(Figure record listings)
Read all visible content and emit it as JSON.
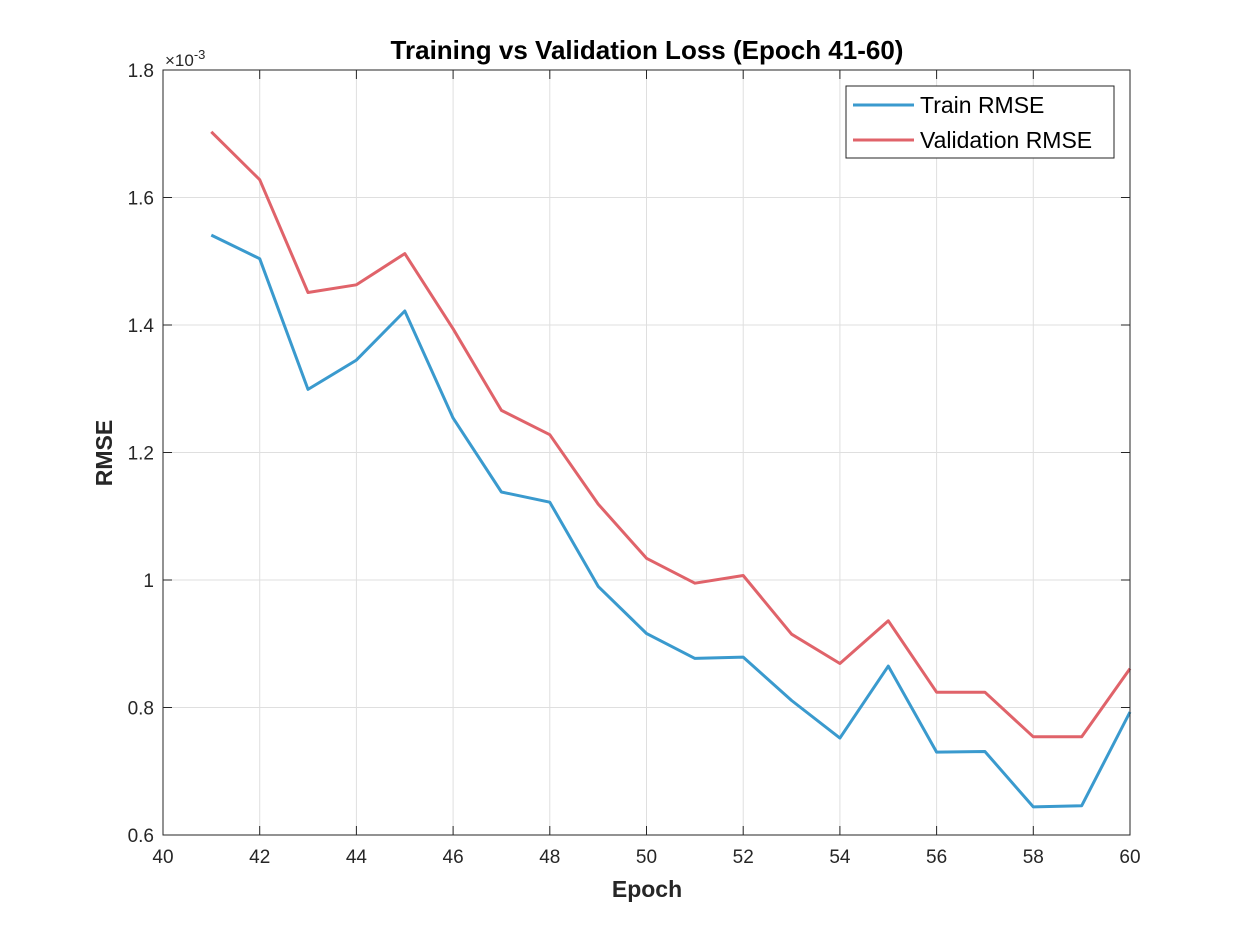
{
  "chart_data": {
    "type": "line",
    "title": "Training vs Validation Loss (Epoch 41-60)",
    "xlabel": "Epoch",
    "ylabel": "RMSE",
    "y_exponent_label": "×10",
    "y_exponent_power": "-3",
    "xlim": [
      40,
      60
    ],
    "ylim": [
      0.6,
      1.8
    ],
    "xticks": [
      40,
      42,
      44,
      46,
      48,
      50,
      52,
      54,
      56,
      58,
      60
    ],
    "xtick_labels": [
      "40",
      "42",
      "44",
      "46",
      "48",
      "50",
      "52",
      "54",
      "56",
      "58",
      "60"
    ],
    "yticks": [
      0.6,
      0.8,
      1.0,
      1.2,
      1.4,
      1.6,
      1.8
    ],
    "ytick_labels": [
      "0.6",
      "0.8",
      "1",
      "1.2",
      "1.4",
      "1.6",
      "1.8"
    ],
    "grid": true,
    "legend_position": "top-right",
    "x": [
      41,
      42,
      43,
      44,
      45,
      46,
      47,
      48,
      49,
      50,
      51,
      52,
      53,
      54,
      55,
      56,
      57,
      58,
      59,
      60
    ],
    "series": [
      {
        "name": "Train RMSE",
        "color": "#3a9ace",
        "values": [
          1.541,
          1.504,
          1.299,
          1.345,
          1.422,
          1.254,
          1.138,
          1.122,
          0.99,
          0.916,
          0.877,
          0.879,
          0.811,
          0.752,
          0.865,
          0.73,
          0.731,
          0.644,
          0.646,
          0.793
        ]
      },
      {
        "name": "Validation RMSE",
        "color": "#e0636a",
        "values": [
          1.703,
          1.628,
          1.451,
          1.463,
          1.512,
          1.394,
          1.266,
          1.228,
          1.119,
          1.034,
          0.995,
          1.007,
          0.915,
          0.869,
          0.936,
          0.824,
          0.824,
          0.754,
          0.754,
          0.861
        ]
      }
    ]
  }
}
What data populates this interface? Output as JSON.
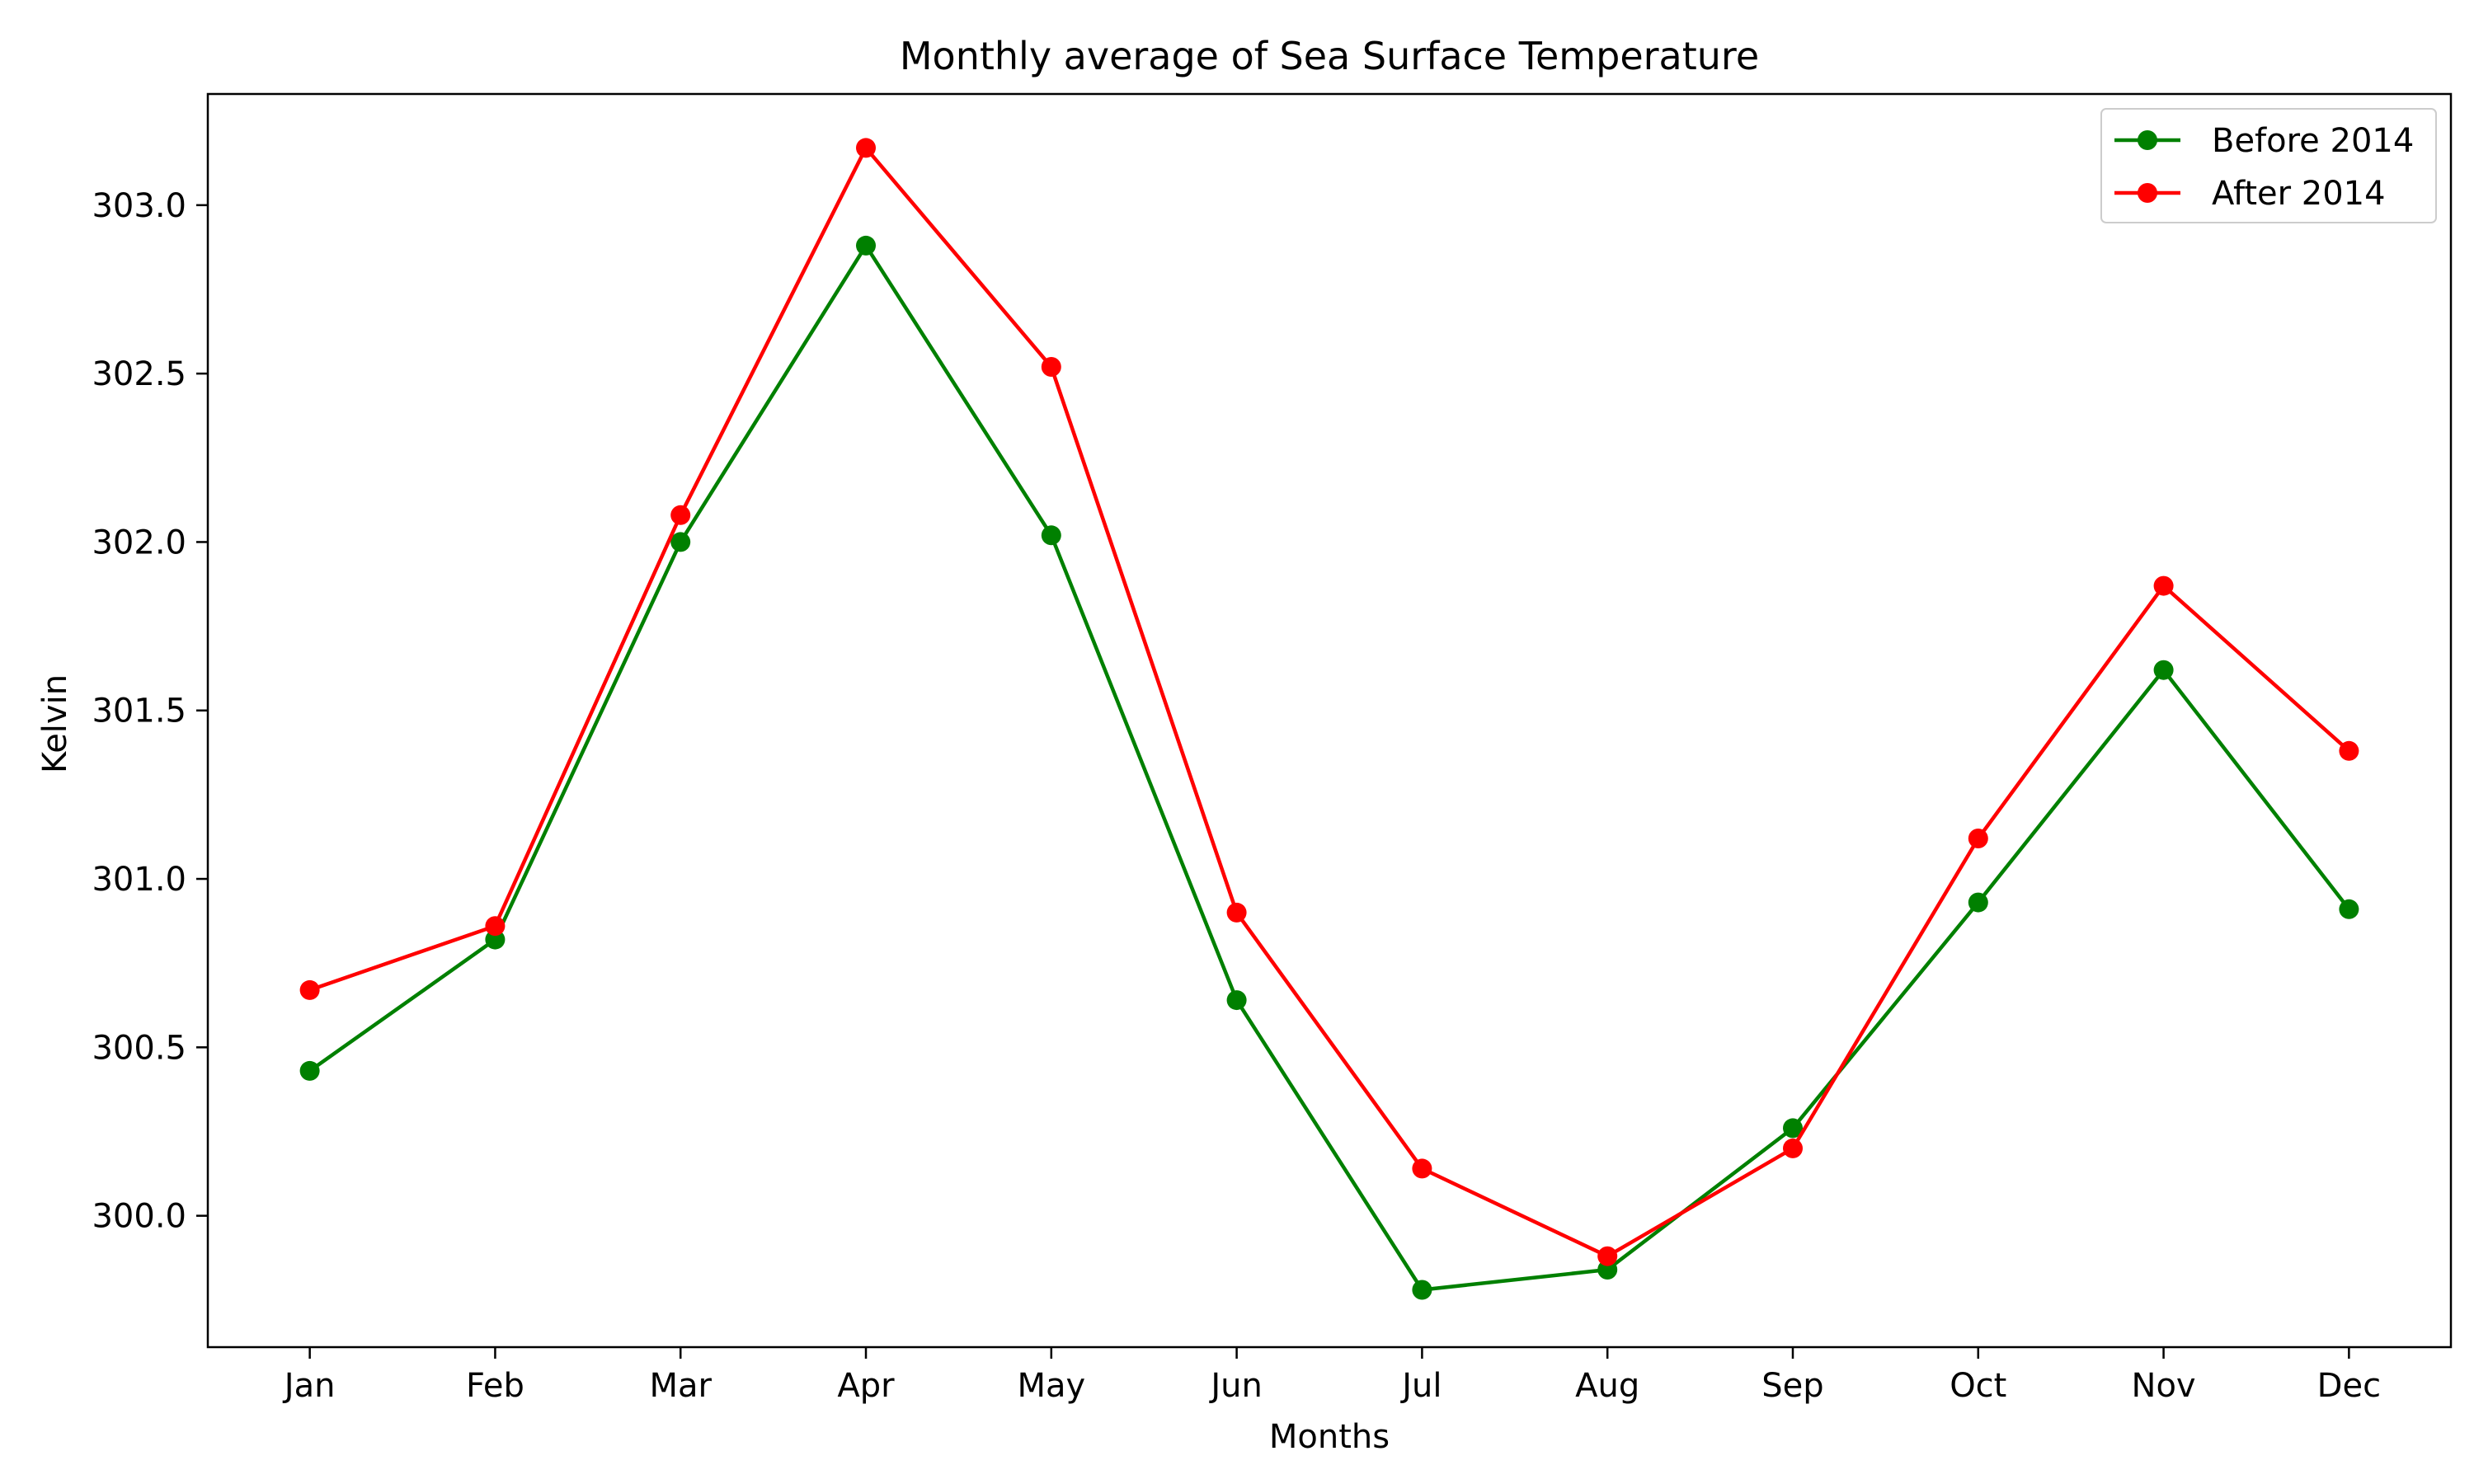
{
  "chart_data": {
    "type": "line",
    "title": "Monthly average of Sea Surface Temperature",
    "xlabel": "Months",
    "ylabel": "Kelvin",
    "categories": [
      "Jan",
      "Feb",
      "Mar",
      "Apr",
      "May",
      "Jun",
      "Jul",
      "Aug",
      "Sep",
      "Oct",
      "Nov",
      "Dec"
    ],
    "ylim": [
      299.61,
      303.33
    ],
    "yticks": [
      300.0,
      300.5,
      301.0,
      301.5,
      302.0,
      302.5,
      303.0
    ],
    "ytick_labels": [
      "300.0",
      "300.5",
      "301.0",
      "301.5",
      "302.0",
      "302.5",
      "303.0"
    ],
    "grid": false,
    "legend_position": "top-right",
    "series": [
      {
        "name": "Before 2014",
        "color": "#008000",
        "marker": "circle",
        "values": [
          300.43,
          300.82,
          302.0,
          302.88,
          302.02,
          300.64,
          299.78,
          299.84,
          300.26,
          300.93,
          301.62,
          300.91
        ]
      },
      {
        "name": "After 2014",
        "color": "#ff0000",
        "marker": "circle",
        "values": [
          300.67,
          300.86,
          302.08,
          303.17,
          302.52,
          300.9,
          300.14,
          299.88,
          300.2,
          301.12,
          301.87,
          301.38
        ]
      }
    ]
  }
}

Objective: Reproduce all of the data exactly; the pictures do not belong in the copy.

Task answer:
Read all visible content and emit it as JSON.
{
  "chart_data": {
    "type": "line",
    "title": "Training vs Validation Loss (Epoch 41-60)",
    "xlabel": "Epoch",
    "ylabel": "RMSE",
    "y_exponent_label": "×10",
    "y_exponent_power": "-3",
    "xlim": [
      40,
      60
    ],
    "ylim": [
      0.6,
      1.8
    ],
    "xticks": [
      40,
      42,
      44,
      46,
      48,
      50,
      52,
      54,
      56,
      58,
      60
    ],
    "xtick_labels": [
      "40",
      "42",
      "44",
      "46",
      "48",
      "50",
      "52",
      "54",
      "56",
      "58",
      "60"
    ],
    "yticks": [
      0.6,
      0.8,
      1.0,
      1.2,
      1.4,
      1.6,
      1.8
    ],
    "ytick_labels": [
      "0.6",
      "0.8",
      "1",
      "1.2",
      "1.4",
      "1.6",
      "1.8"
    ],
    "grid": true,
    "legend_position": "top-right",
    "x": [
      41,
      42,
      43,
      44,
      45,
      46,
      47,
      48,
      49,
      50,
      51,
      52,
      53,
      54,
      55,
      56,
      57,
      58,
      59,
      60
    ],
    "series": [
      {
        "name": "Train RMSE",
        "color": "#3a9ace",
        "values": [
          1.541,
          1.504,
          1.299,
          1.345,
          1.422,
          1.254,
          1.138,
          1.122,
          0.99,
          0.916,
          0.877,
          0.879,
          0.811,
          0.752,
          0.865,
          0.73,
          0.731,
          0.644,
          0.646,
          0.793
        ]
      },
      {
        "name": "Validation RMSE",
        "color": "#e0636a",
        "values": [
          1.703,
          1.628,
          1.451,
          1.463,
          1.512,
          1.394,
          1.266,
          1.228,
          1.119,
          1.034,
          0.995,
          1.007,
          0.915,
          0.869,
          0.936,
          0.824,
          0.824,
          0.754,
          0.754,
          0.861
        ]
      }
    ]
  }
}
What data populates this interface? Output as JSON.
{
  "chart_data": {
    "type": "line",
    "title": "Monthly average of Sea Surface Temperature",
    "xlabel": "Months",
    "ylabel": "Kelvin",
    "categories": [
      "Jan",
      "Feb",
      "Mar",
      "Apr",
      "May",
      "Jun",
      "Jul",
      "Aug",
      "Sep",
      "Oct",
      "Nov",
      "Dec"
    ],
    "ylim": [
      299.61,
      303.33
    ],
    "yticks": [
      300.0,
      300.5,
      301.0,
      301.5,
      302.0,
      302.5,
      303.0
    ],
    "ytick_labels": [
      "300.0",
      "300.5",
      "301.0",
      "301.5",
      "302.0",
      "302.5",
      "303.0"
    ],
    "grid": false,
    "legend_position": "top-right",
    "series": [
      {
        "name": "Before 2014",
        "color": "#008000",
        "marker": "circle",
        "values": [
          300.43,
          300.82,
          302.0,
          302.88,
          302.02,
          300.64,
          299.78,
          299.84,
          300.26,
          300.93,
          301.62,
          300.91
        ]
      },
      {
        "name": "After 2014",
        "color": "#ff0000",
        "marker": "circle",
        "values": [
          300.67,
          300.86,
          302.08,
          303.17,
          302.52,
          300.9,
          300.14,
          299.88,
          300.2,
          301.12,
          301.87,
          301.38
        ]
      }
    ]
  }
}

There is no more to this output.